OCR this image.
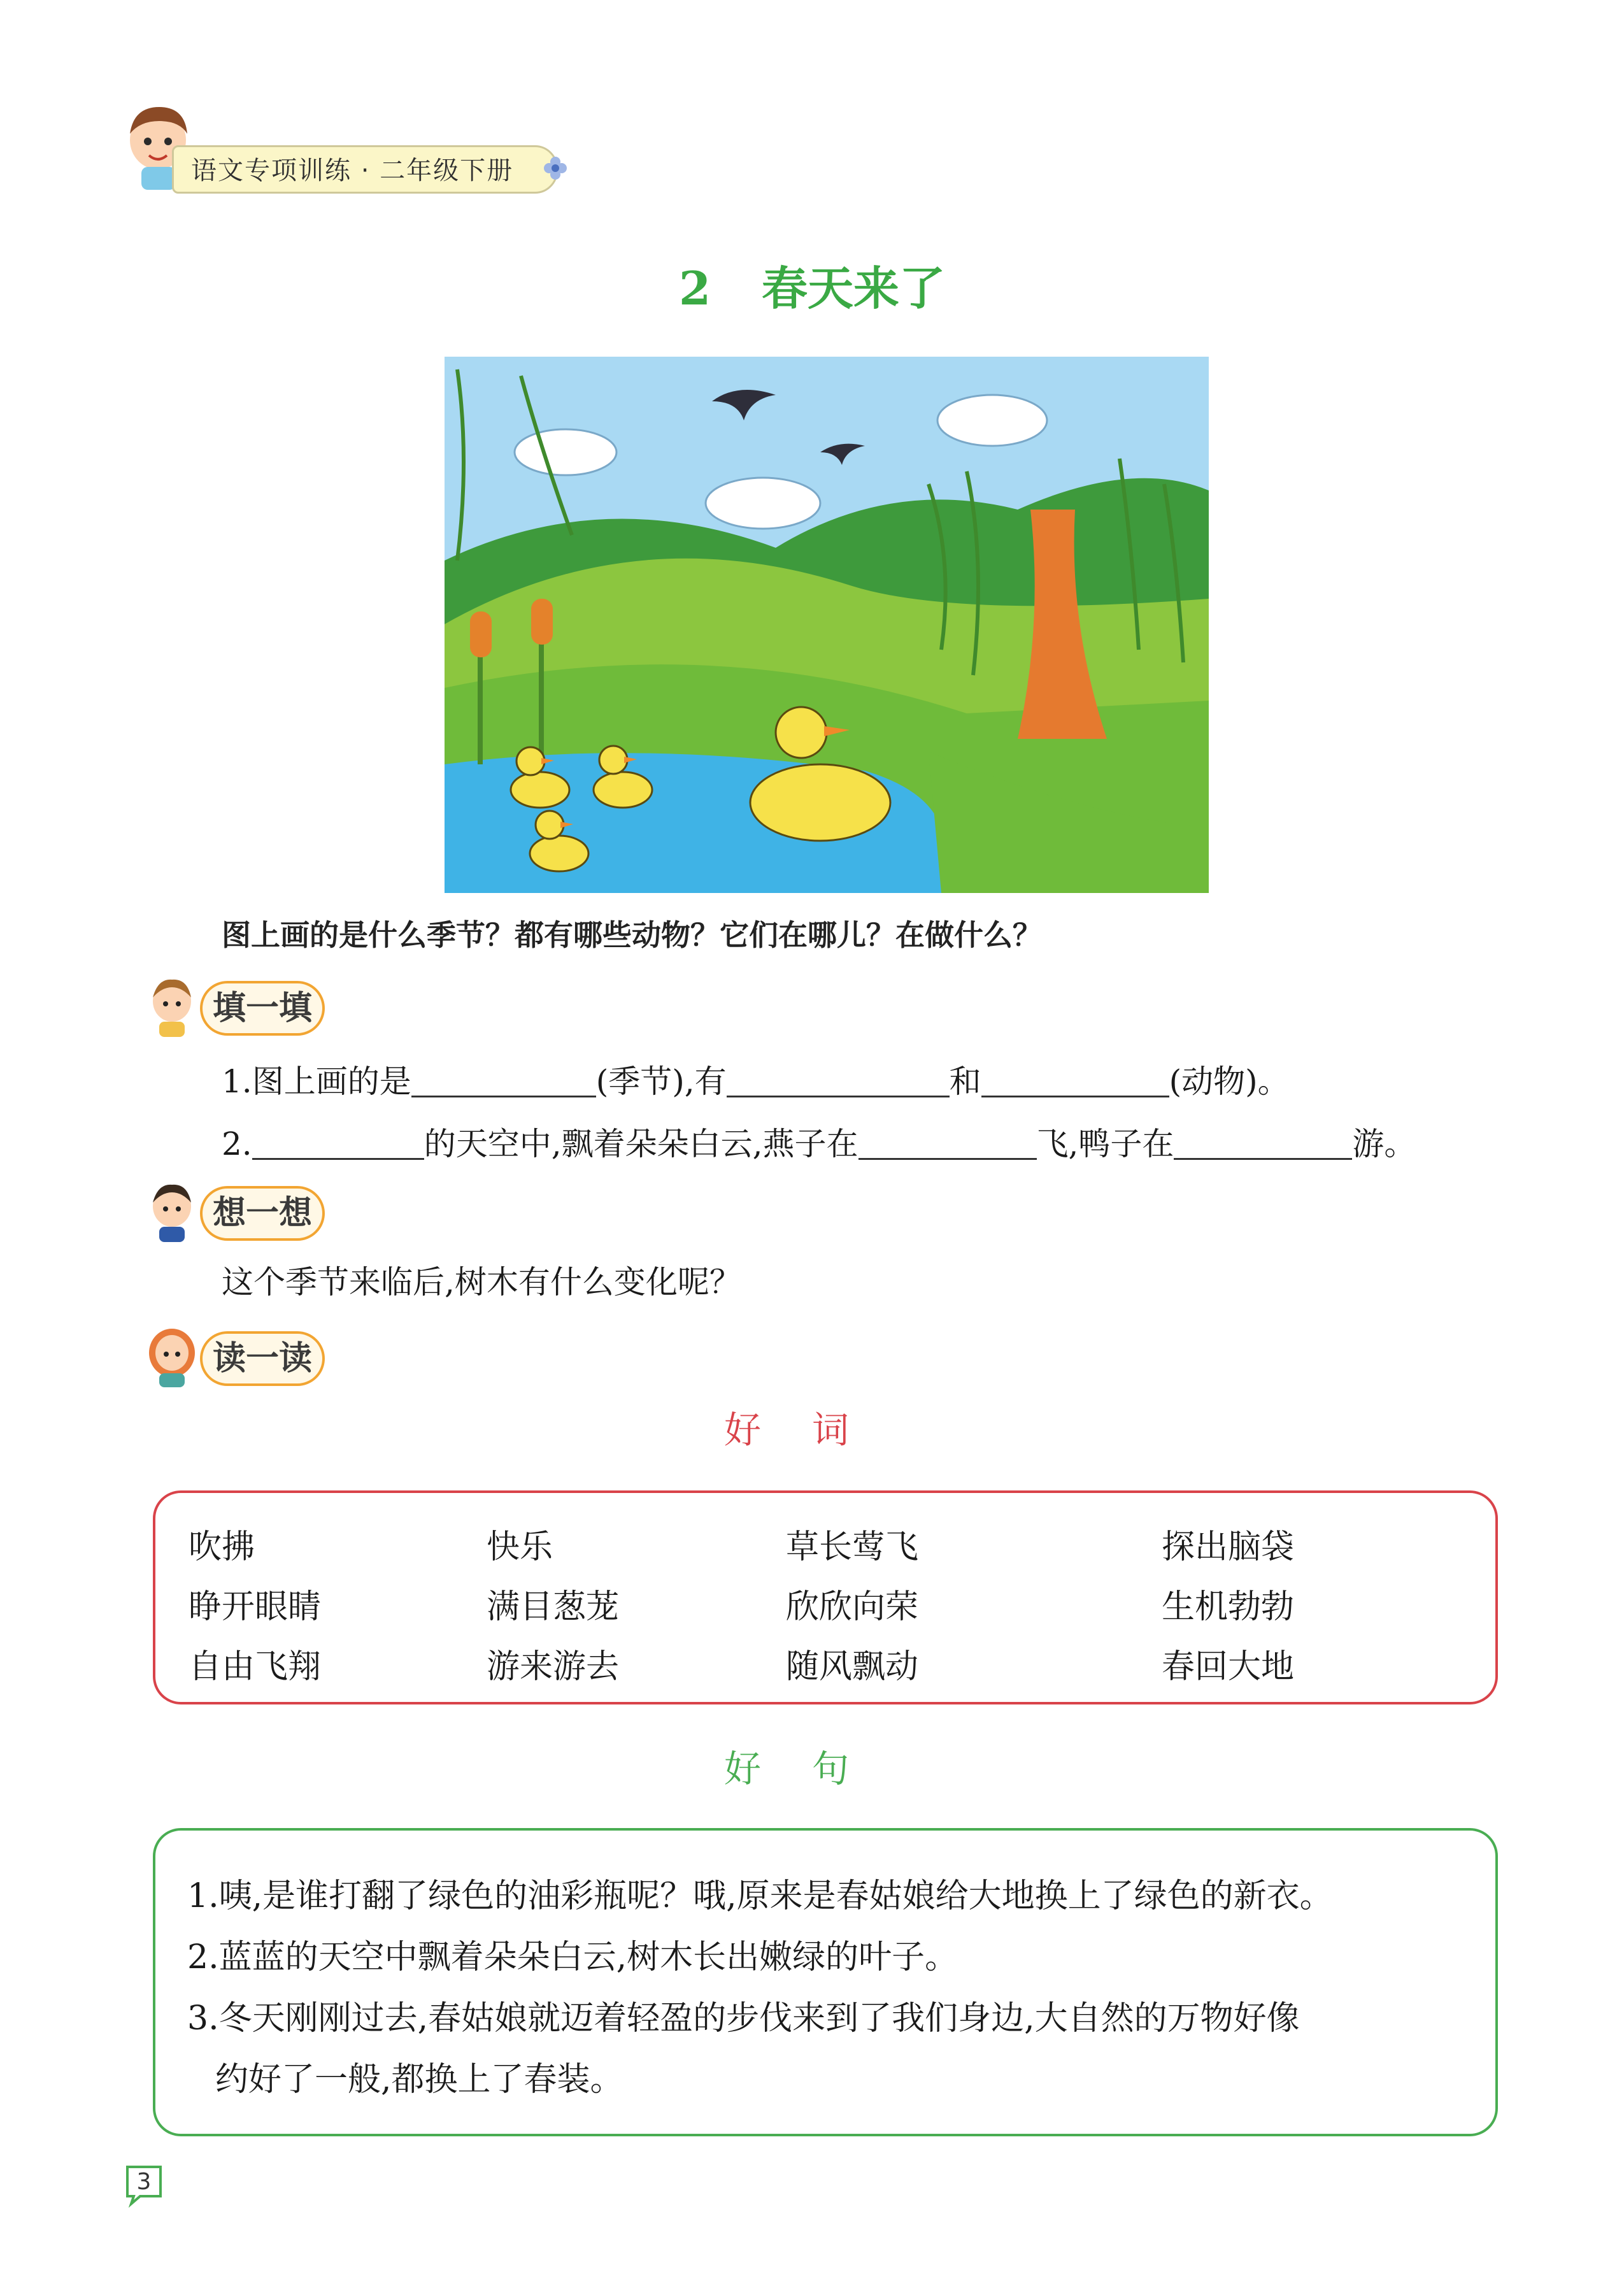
语文专项训练 · 二年级下册
2 春天来了
图上画的是什么季节？都有哪些动物？它们在哪儿？在做什么？
填一填
1.图上画的是	(季节),有	和	(动物)。
2.	的天空中,飘着朵朵白云,燕子在	飞,鸭子在	游。
想一想
这个季节来临后,树木有什么变化呢？
读一读
好词
吹拂	快乐	草长莺飞	探出脑袋
睁开眼睛	满目葱茏	欣欣向荣	生机勃勃
自由飞翔	游来游去	随风飘动	春回大地
好句
1.咦,是谁打翻了绿色的油彩瓶呢？哦,原来是春姑娘给大地换上了绿色的新衣。
2.蓝蓝的天空中飘着朵朵白云,树木长出嫩绿的叶子。
3.冬天刚刚过去,春姑娘就迈着轻盈的步伐来到了我们身边,大自然的万物好像
约好了一般,都换上了春装。
3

-- REQUIREMENT --
Output all the records, word for word, with no pictures in the copy.

-- FULL OUTPUT --
OCR this image.
语文专项训练 · 二年级下册
2 春天来了
图上画的是什么季节？都有哪些动物？它们在哪儿？在做什么？
填一填
1.图上画的是	(季节),有	和	(动物)。
2.	的天空中,飘着朵朵白云,燕子在	飞,鸭子在	游。
想一想
这个季节来临后,树木有什么变化呢？
读一读
好词
吹拂	快乐	草长莺飞	探出脑袋
睁开眼睛	满目葱茏	欣欣向荣	生机勃勃
自由飞翔	游来游去	随风飘动	春回大地
好句
1.咦,是谁打翻了绿色的油彩瓶呢？哦,原来是春姑娘给大地换上了绿色的新衣。
2.蓝蓝的天空中飘着朵朵白云,树木长出嫩绿的叶子。
3.冬天刚刚过去,春姑娘就迈着轻盈的步伐来到了我们身边,大自然的万物好像
约好了一般,都换上了春装。
3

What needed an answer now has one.